Records from a data collection:
## start

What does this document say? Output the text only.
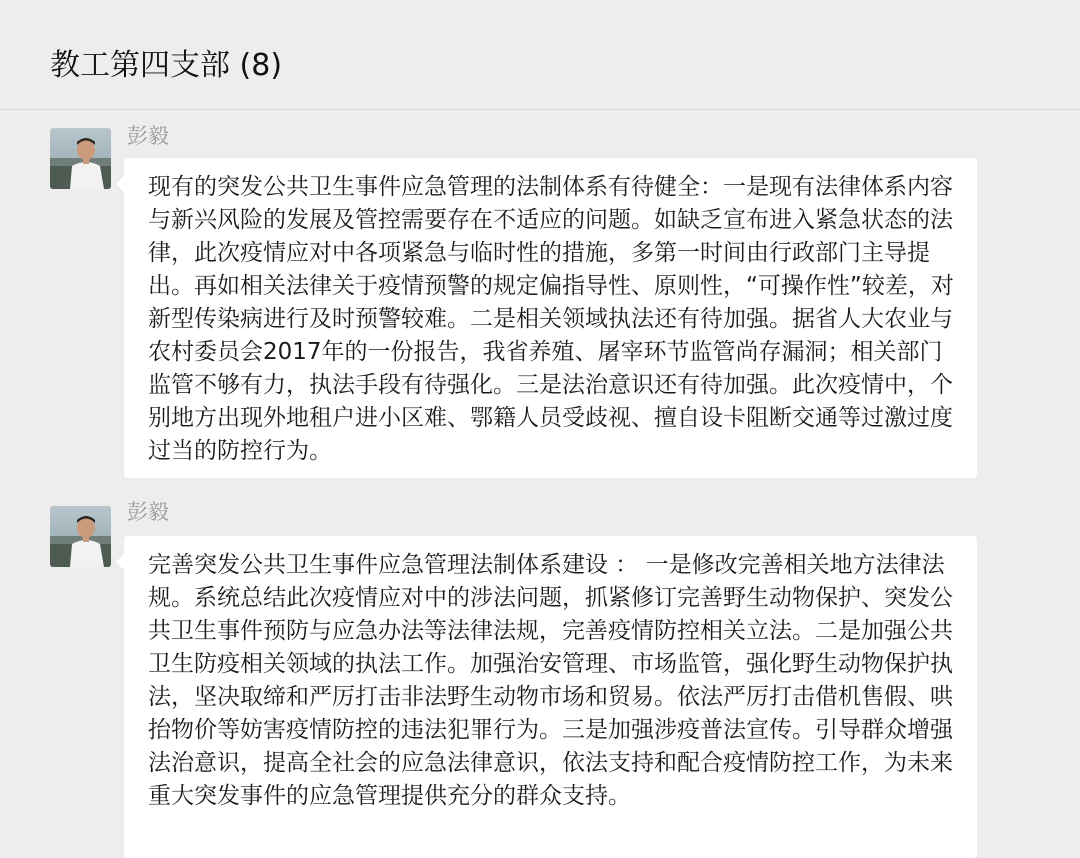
教工第四支部 (8)
彭毅
现有的突发公共卫生事件应急管理的法制体系有待健全：一是现有法律体系内容与新兴风险的发展及管控需要存在不适应的问题。如缺乏宣布进入紧急状态的法律，此次疫情应对中各项紧急与临时性的措施，多第一时间由行政部门主导提出。再如相关法律关于疫情预警的规定偏指导性、原则性，“可操作性”较差，对新型传染病进行及时预警较难。二是相关领域执法还有待加强。据省人大农业与农村委员会2017年的一份报告，我省养殖、屠宰环节监管尚存漏洞；相关部门监管不够有力，执法手段有待强化。三是法治意识还有待加强。此次疫情中，个别地方出现外地租户进小区难、鄂籍人员受歧视、擅自设卡阻断交通等过激过度过当的防控行为。
彭毅
完善突发公共卫生事件应急管理法制体系建设 ： 一是修改完善相关地方法律法规。系统总结此次疫情应对中的涉法问题，抓紧修订完善野生动物保护、突发公共卫生事件预防与应急办法等法律法规，完善疫情防控相关立法。二是加强公共卫生防疫相关领域的执法工作。加强治安管理、市场监管，强化野生动物保护执法，坚决取缔和严厉打击非法野生动物市场和贸易。依法严厉打击借机售假、哄抬物价等妨害疫情防控的违法犯罪行为。三是加强涉疫普法宣传。引导群众增强法治意识，提高全社会的应急法律意识，依法支持和配合疫情防控工作，为未来重大突发事件的应急管理提供充分的群众支持。
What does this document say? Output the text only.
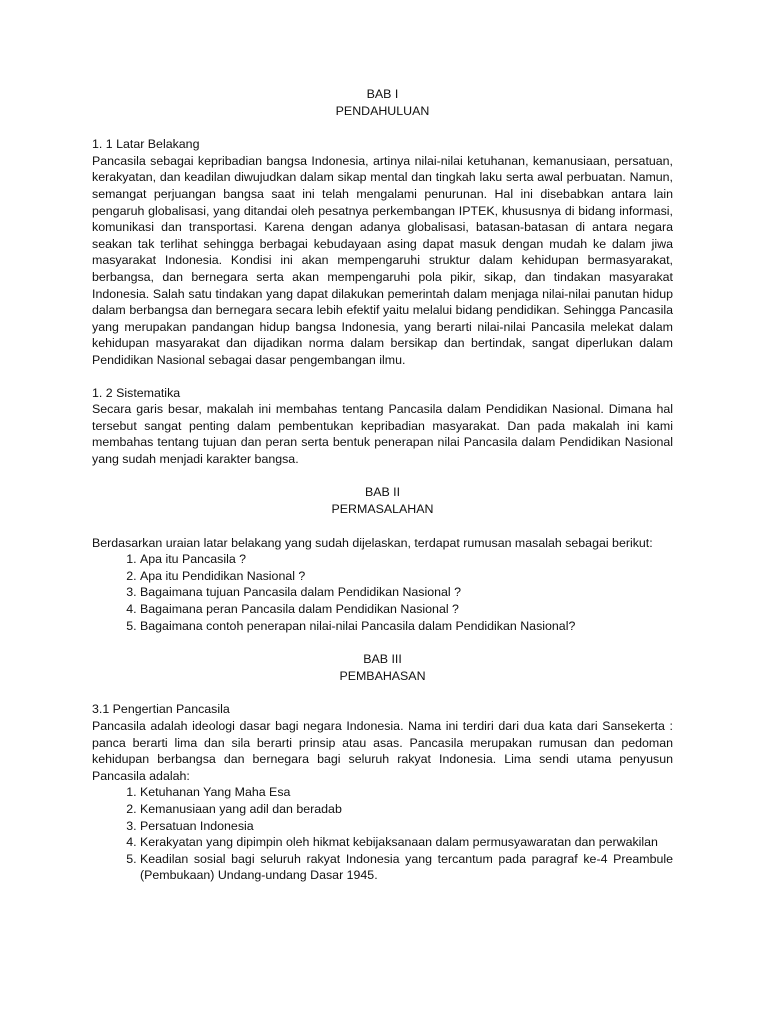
BAB I
PENDAHULUAN
1. 1 Latar Belakang

Pancasila sebagai kepribadian bangsa Indonesia, artinya nilai-nilai ketuhanan, kemanusiaan, persatuan, kerakyatan, dan keadilan diwujudkan dalam sikap mental dan tingkah laku serta awal perbuatan. Namun, semangat perjuangan bangsa saat ini telah mengalami penurunan. Hal ini disebabkan antara lain pengaruh globalisasi, yang ditandai oleh pesatnya perkembangan IPTEK, khususnya di bidang informasi, komunikasi dan transportasi. Karena dengan adanya globalisasi, batasan-batasan di antara negara seakan tak terlihat sehingga berbagai kebudayaan asing dapat masuk dengan mudah ke dalam jiwa masyarakat Indonesia. Kondisi ini akan mempengaruhi struktur dalam kehidupan bermasyarakat, berbangsa, dan bernegara serta akan mempengaruhi pola pikir, sikap, dan tindakan masyarakat Indonesia. Salah satu tindakan yang dapat dilakukan pemerintah dalam menjaga nilai-nilai panutan hidup dalam berbangsa dan bernegara secara lebih efektif yaitu melalui bidang pendidikan. Sehingga Pancasila yang merupakan pandangan hidup bangsa Indonesia, yang berarti nilai-nilai Pancasila melekat dalam kehidupan masyarakat dan dijadikan norma dalam bersikap dan bertindak, sangat diperlukan dalam Pendidikan Nasional sebagai dasar pengembangan ilmu.

1. 2 Sistematika

Secara garis besar, makalah ini membahas tentang Pancasila dalam Pendidikan Nasional. Dimana hal tersebut sangat penting dalam pembentukan kepribadian masyarakat. Dan pada makalah ini kami membahas tentang tujuan dan peran serta bentuk penerapan nilai Pancasila dalam Pendidikan Nasional yang sudah menjadi karakter bangsa.

BAB II
PERMASALAHAN

Berdasarkan uraian latar belakang yang sudah dijelaskan, terdapat rumusan masalah sebagai berikut:

1. Apa itu Pancasila ?
2. Apa itu Pendidikan Nasional ?
3. Bagaimana tujuan Pancasila dalam Pendidikan Nasional ?
4. Bagaimana peran Pancasila dalam Pendidikan Nasional ?
5. Bagaimana contoh penerapan nilai-nilai Pancasila dalam Pendidikan Nasional?
BAB III
PEMBAHASAN
3.1 Pengertian Pancasila

Pancasila adalah ideologi dasar bagi negara Indonesia. Nama ini terdiri dari dua kata dari Sansekerta : panca berarti lima dan sila berarti prinsip atau asas. Pancasila merupakan rumusan dan pedoman kehidupan berbangsa dan bernegara bagi seluruh rakyat Indonesia. Lima sendi utama penyusun Pancasila adalah:

1. Ketuhanan Yang Maha Esa
2. Kemanusiaan yang adil dan beradab
3. Persatuan Indonesia
4. Kerakyatan yang dipimpin oleh hikmat kebijaksanaan dalam permusyawaratan dan perwakilan
5. Keadilan sosial bagi seluruh rakyat Indonesia yang tercantum pada paragraf ke-4 Preambule (Pembukaan) Undang-undang Dasar 1945.
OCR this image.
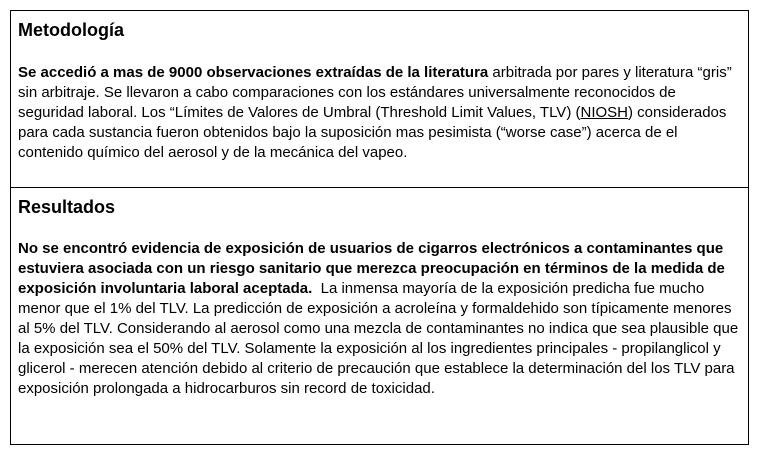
Metodología

Se accedió a mas de 9000 observaciones extraídas de la literatura arbitrada por pares y literatura “gris” sin arbitraje. Se llevaron a cabo comparaciones con los estándares universalmente reconocidos de seguridad laboral. Los “Límites de Valores de Umbral (Threshold Limit Values, TLV) (NIOSH) considerados para cada sustancia fueron obtenidos bajo la suposición mas pesimista (“worse case”) acerca de el contenido químico del aerosol y de la mecánica del vapeo.

Resultados

No se encontró evidencia de exposición de usuarios de cigarros electrónicos a contaminantes que estuviera asociada con un riesgo sanitario que merezca preocupación en términos de la medida de exposición involuntaria laboral aceptada.  La inmensa mayoría de la exposición predicha fue mucho menor que el 1% del TLV. La predicción de exposición a acroleína y formaldehido son típicamente menores al 5% del TLV. Considerando al aerosol como una mezcla de contaminantes no indica que sea plausible que la exposición sea el 50% del TLV. Solamente la exposición al los ingredientes principales - propilanglicol y glicerol - merecen atención debido al criterio de precaución que establece la determinación del los TLV para exposición prolongada a hidrocarburos sin record de toxicidad.
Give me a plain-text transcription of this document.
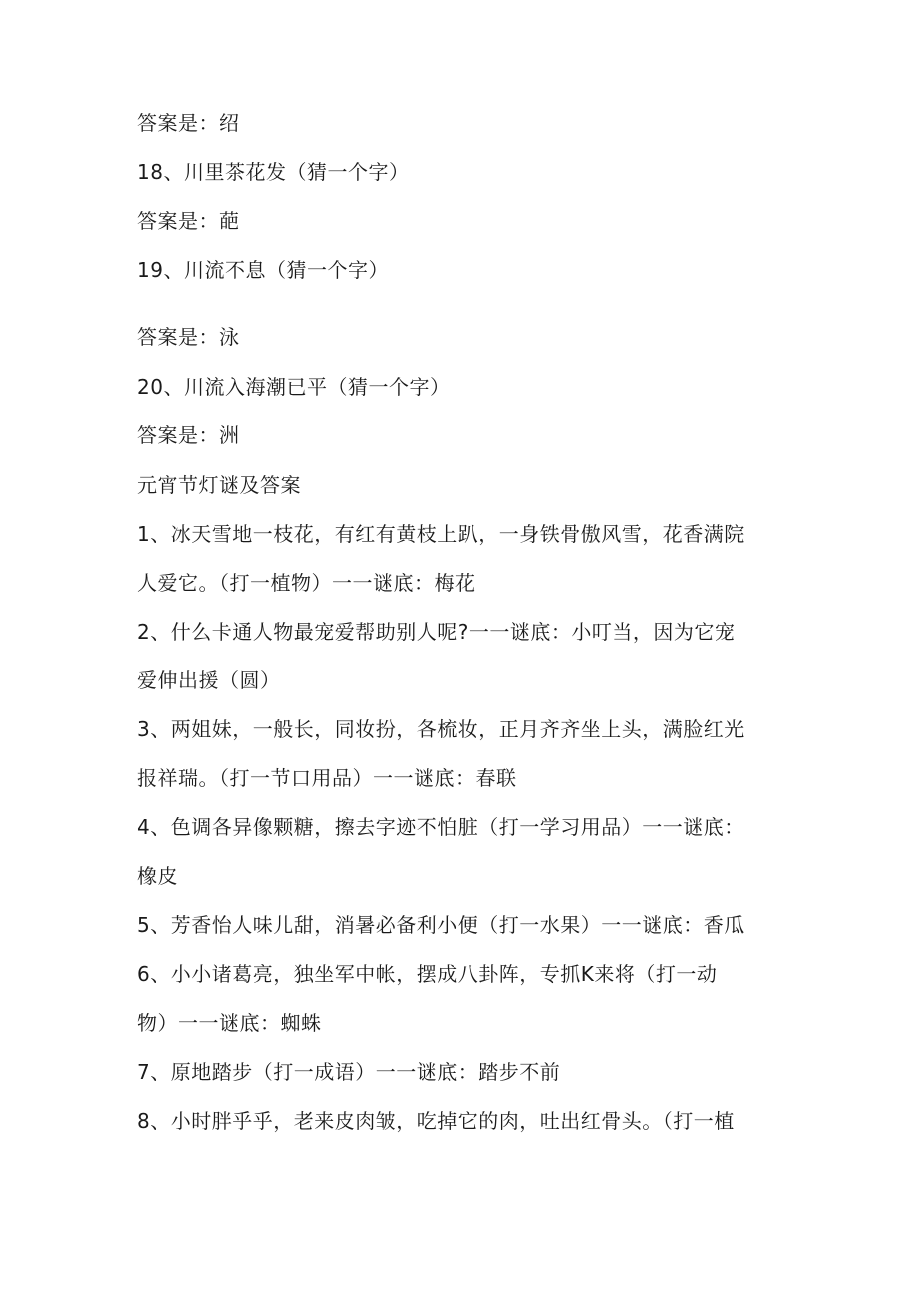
答案是：绍
18、川里茶花发（猜一个字）
答案是：葩
19、川流不息（猜一个字）
答案是：泳
20、川流入海潮已平（猜一个字）
答案是：洲
元宵节灯谜及答案
1、冰天雪地一枝花，有红有黄枝上趴，一身铁骨傲风雪，花香满院
人爱它。（打一植物）一一谜底：梅花
2、什么卡通人物最宠爱帮助别人呢?一一谜底：小叮当，因为它宠
爱伸出援（圆）
3、两姐妹，一般长，同妆扮，各梳妆，正月齐齐坐上头，满脸红光
报祥瑞。（打一节口用品）一一谜底：春联
4、色调各异像颗糖，擦去字迹不怕脏（打一学习用品）一一谜底：
橡皮
5、芳香怡人味儿甜，消暑必备利小便（打一水果）一一谜底：香瓜
6、小小诸葛亮，独坐军中帐，摆成八卦阵，专抓K来将（打一动
物）一一谜底：蜘蛛
7、原地踏步（打一成语）一一谜底：踏步不前
8、小时胖乎乎，老来皮肉皱，吃掉它的肉，吐出红骨头。（打一植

## end

WORK TO DO
Repeat each entry exactly as given; no pictures belong in the copy.

THE RESULT
What does this document say? Output the text only.
教工第四支部 (8)
彭毅
现有的突发公共卫生事件应急管理的法制体系有待健全：一是现有法律体系内容与新兴风险的发展及管控需要存在不适应的问题。如缺乏宣布进入紧急状态的法律，此次疫情应对中各项紧急与临时性的措施，多第一时间由行政部门主导提出。再如相关法律关于疫情预警的规定偏指导性、原则性，“可操作性”较差，对新型传染病进行及时预警较难。二是相关领域执法还有待加强。据省人大农业与农村委员会2017年的一份报告，我省养殖、屠宰环节监管尚存漏洞；相关部门监管不够有力，执法手段有待强化。三是法治意识还有待加强。此次疫情中，个别地方出现外地租户进小区难、鄂籍人员受歧视、擅自设卡阻断交通等过激过度过当的防控行为。
彭毅
完善突发公共卫生事件应急管理法制体系建设 ： 一是修改完善相关地方法律法规。系统总结此次疫情应对中的涉法问题，抓紧修订完善野生动物保护、突发公共卫生事件预防与应急办法等法律法规，完善疫情防控相关立法。二是加强公共卫生防疫相关领域的执法工作。加强治安管理、市场监管，强化野生动物保护执法，坚决取缔和严厉打击非法野生动物市场和贸易。依法严厉打击借机售假、哄抬物价等妨害疫情防控的违法犯罪行为。三是加强涉疫普法宣传。引导群众增强法治意识，提高全社会的应急法律意识，依法支持和配合疫情防控工作，为未来重大突发事件的应急管理提供充分的群众支持。
What does this document say? Output the text only.
BAB I
PENDAHULUAN
1. 1 Latar Belakang

Pancasila sebagai kepribadian bangsa Indonesia, artinya nilai-nilai ketuhanan, kemanusiaan, persatuan, kerakyatan, dan keadilan diwujudkan dalam sikap mental dan tingkah laku serta awal perbuatan. Namun, semangat perjuangan bangsa saat ini telah mengalami penurunan. Hal ini disebabkan antara lain pengaruh globalisasi, yang ditandai oleh pesatnya perkembangan IPTEK, khususnya di bidang informasi, komunikasi dan transportasi. Karena dengan adanya globalisasi, batasan-batasan di antara negara seakan tak terlihat sehingga berbagai kebudayaan asing dapat masuk dengan mudah ke dalam jiwa masyarakat Indonesia. Kondisi ini akan mempengaruhi struktur dalam kehidupan bermasyarakat, berbangsa, dan bernegara serta akan mempengaruhi pola pikir, sikap, dan tindakan masyarakat Indonesia. Salah satu tindakan yang dapat dilakukan pemerintah dalam menjaga nilai-nilai panutan hidup dalam berbangsa dan bernegara secara lebih efektif yaitu melalui bidang pendidikan. Sehingga Pancasila yang merupakan pandangan hidup bangsa Indonesia, yang berarti nilai-nilai Pancasila melekat dalam kehidupan masyarakat dan dijadikan norma dalam bersikap dan bertindak, sangat diperlukan dalam Pendidikan Nasional sebagai dasar pengembangan ilmu.

1. 2 Sistematika

Secara garis besar, makalah ini membahas tentang Pancasila dalam Pendidikan Nasional. Dimana hal tersebut sangat penting dalam pembentukan kepribadian masyarakat. Dan pada makalah ini kami membahas tentang tujuan dan peran serta bentuk penerapan nilai Pancasila dalam Pendidikan Nasional yang sudah menjadi karakter bangsa.

BAB II
PERMASALAHAN

Berdasarkan uraian latar belakang yang sudah dijelaskan, terdapat rumusan masalah sebagai berikut:

1. Apa itu Pancasila ?
2. Apa itu Pendidikan Nasional ?
3. Bagaimana tujuan Pancasila dalam Pendidikan Nasional ?
4. Bagaimana peran Pancasila dalam Pendidikan Nasional ?
5. Bagaimana contoh penerapan nilai-nilai Pancasila dalam Pendidikan Nasional?
BAB III
PEMBAHASAN
3.1 Pengertian Pancasila

Pancasila adalah ideologi dasar bagi negara Indonesia. Nama ini terdiri dari dua kata dari Sansekerta : panca berarti lima dan sila berarti prinsip atau asas. Pancasila merupakan rumusan dan pedoman kehidupan berbangsa dan bernegara bagi seluruh rakyat Indonesia. Lima sendi utama penyusun Pancasila adalah:

1. Ketuhanan Yang Maha Esa
2. Kemanusiaan yang adil dan beradab
3. Persatuan Indonesia
4. Kerakyatan yang dipimpin oleh hikmat kebijaksanaan dalam permusyawaratan dan perwakilan
5. Keadilan sosial bagi seluruh rakyat Indonesia yang tercantum pada paragraf ke-4 Preambule (Pembukaan) Undang-undang Dasar 1945.
OCR this image.
Metodología

Se accedió a mas de 9000 observaciones extraídas de la literatura arbitrada por pares y literatura “gris” sin arbitraje. Se llevaron a cabo comparaciones con los estándares universalmente reconocidos de seguridad laboral. Los “Límites de Valores de Umbral (Threshold Limit Values, TLV) (NIOSH) considerados para cada sustancia fueron obtenidos bajo la suposición mas pesimista (“worse case”) acerca de el contenido químico del aerosol y de la mecánica del vapeo.

Resultados

No se encontró evidencia de exposición de usuarios de cigarros electrónicos a contaminantes que estuviera asociada con un riesgo sanitario que merezca preocupación en términos de la medida de exposición involuntaria laboral aceptada.  La inmensa mayoría de la exposición predicha fue mucho menor que el 1% del TLV. La predicción de exposición a acroleína y formaldehido son típicamente menores al 5% del TLV. Considerando al aerosol como una mezcla de contaminantes no indica que sea plausible que la exposición sea el 50% del TLV. Solamente la exposición al los ingredientes principales - propilanglicol y glicerol - merecen atención debido al criterio de precaución que establece la determinación del los TLV para exposición prolongada a hidrocarburos sin record de toxicidad.
Give me a plain-text transcription of this document.
答案是：绍
18、川里茶花发（猜一个字）
答案是：葩
19、川流不息（猜一个字）
答案是：泳
20、川流入海潮已平（猜一个字）
答案是：洲
元宵节灯谜及答案
1、冰天雪地一枝花，有红有黄枝上趴，一身铁骨傲风雪，花香满院
人爱它。（打一植物）一一谜底：梅花
2、什么卡通人物最宠爱帮助别人呢?一一谜底：小叮当，因为它宠
爱伸出援（圆）
3、两姐妹，一般长，同妆扮，各梳妆，正月齐齐坐上头，满脸红光
报祥瑞。（打一节口用品）一一谜底：春联
4、色调各异像颗糖，擦去字迹不怕脏（打一学习用品）一一谜底：
橡皮
5、芳香怡人味儿甜，消暑必备利小便（打一水果）一一谜底：香瓜
6、小小诸葛亮，独坐军中帐，摆成八卦阵，专抓K来将（打一动
物）一一谜底：蜘蛛
7、原地踏步（打一成语）一一谜底：踏步不前
8、小时胖乎乎，老来皮肉皱，吃掉它的肉，吐出红骨头。（打一植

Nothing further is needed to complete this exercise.